- MATERIAL PROVIDED
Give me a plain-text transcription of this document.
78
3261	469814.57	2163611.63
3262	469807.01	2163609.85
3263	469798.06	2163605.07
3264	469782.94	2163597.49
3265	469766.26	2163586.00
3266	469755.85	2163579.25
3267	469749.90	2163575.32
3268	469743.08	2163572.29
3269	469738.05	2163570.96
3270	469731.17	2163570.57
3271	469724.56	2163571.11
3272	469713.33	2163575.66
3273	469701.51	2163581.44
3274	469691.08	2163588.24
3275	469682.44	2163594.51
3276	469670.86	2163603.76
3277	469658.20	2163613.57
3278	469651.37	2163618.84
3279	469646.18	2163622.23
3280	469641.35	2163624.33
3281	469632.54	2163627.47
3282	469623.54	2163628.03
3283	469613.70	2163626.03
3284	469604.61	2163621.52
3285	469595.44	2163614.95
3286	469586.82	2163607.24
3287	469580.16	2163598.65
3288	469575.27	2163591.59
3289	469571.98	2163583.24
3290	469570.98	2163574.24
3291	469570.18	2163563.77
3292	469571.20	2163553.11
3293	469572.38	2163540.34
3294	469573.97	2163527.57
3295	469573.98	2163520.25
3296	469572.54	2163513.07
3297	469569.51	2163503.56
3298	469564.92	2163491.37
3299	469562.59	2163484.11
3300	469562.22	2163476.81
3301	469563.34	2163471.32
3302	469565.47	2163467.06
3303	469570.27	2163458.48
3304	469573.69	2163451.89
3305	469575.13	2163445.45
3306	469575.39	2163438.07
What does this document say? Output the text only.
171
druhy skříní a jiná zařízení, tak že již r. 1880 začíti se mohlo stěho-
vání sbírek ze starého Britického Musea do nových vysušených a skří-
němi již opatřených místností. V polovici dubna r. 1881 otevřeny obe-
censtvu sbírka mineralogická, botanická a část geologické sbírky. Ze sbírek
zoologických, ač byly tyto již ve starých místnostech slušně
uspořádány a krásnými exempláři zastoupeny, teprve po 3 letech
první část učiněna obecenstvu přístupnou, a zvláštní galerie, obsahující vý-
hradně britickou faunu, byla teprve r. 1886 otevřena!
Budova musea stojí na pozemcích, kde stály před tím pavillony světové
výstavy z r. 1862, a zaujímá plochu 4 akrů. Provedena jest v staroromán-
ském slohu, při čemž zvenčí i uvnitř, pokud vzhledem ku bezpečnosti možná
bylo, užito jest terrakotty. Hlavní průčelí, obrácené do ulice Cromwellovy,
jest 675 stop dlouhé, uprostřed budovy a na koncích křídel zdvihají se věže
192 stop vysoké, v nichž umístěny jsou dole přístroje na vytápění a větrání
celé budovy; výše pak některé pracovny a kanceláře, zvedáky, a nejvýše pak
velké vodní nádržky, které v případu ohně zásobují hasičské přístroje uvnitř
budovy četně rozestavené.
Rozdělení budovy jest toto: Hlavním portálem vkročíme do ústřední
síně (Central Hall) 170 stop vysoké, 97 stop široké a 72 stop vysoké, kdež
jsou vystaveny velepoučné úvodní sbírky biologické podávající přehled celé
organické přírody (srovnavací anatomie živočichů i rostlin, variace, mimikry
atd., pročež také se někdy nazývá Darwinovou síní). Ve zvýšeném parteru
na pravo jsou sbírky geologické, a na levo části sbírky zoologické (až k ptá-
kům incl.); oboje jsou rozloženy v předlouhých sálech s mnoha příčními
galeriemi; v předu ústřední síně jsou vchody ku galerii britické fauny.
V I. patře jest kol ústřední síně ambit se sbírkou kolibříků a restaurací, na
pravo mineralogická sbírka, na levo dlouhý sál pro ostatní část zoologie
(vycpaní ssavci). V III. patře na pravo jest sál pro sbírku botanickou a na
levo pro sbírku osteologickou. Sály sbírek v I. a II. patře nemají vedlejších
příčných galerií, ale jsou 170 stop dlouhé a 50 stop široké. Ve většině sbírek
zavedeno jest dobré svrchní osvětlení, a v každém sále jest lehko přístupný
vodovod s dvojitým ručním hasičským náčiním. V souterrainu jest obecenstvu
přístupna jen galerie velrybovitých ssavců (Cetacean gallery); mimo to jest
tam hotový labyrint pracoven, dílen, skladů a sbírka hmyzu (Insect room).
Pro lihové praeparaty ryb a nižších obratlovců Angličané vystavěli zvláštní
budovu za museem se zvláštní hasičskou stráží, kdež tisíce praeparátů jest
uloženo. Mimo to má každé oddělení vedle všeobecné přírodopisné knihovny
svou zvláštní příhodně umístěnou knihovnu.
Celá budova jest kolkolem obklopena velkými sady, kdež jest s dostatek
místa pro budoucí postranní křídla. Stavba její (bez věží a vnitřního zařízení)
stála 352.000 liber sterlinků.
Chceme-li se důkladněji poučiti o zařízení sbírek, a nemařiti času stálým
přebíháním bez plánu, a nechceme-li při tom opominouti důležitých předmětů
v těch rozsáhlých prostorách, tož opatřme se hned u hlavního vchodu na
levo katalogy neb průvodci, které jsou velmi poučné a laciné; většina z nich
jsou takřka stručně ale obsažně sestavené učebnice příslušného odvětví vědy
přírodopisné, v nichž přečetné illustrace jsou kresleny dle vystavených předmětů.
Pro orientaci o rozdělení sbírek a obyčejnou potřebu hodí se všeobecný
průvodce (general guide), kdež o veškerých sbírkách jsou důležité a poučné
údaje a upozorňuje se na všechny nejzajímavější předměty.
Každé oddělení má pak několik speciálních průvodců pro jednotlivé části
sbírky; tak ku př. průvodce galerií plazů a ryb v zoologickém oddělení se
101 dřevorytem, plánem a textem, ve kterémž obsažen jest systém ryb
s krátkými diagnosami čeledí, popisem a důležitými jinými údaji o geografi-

- SHORT TASK
In the listing above, count each line that holds the string "oddělení". Give the number only.

- EXPECTED ANSWER
3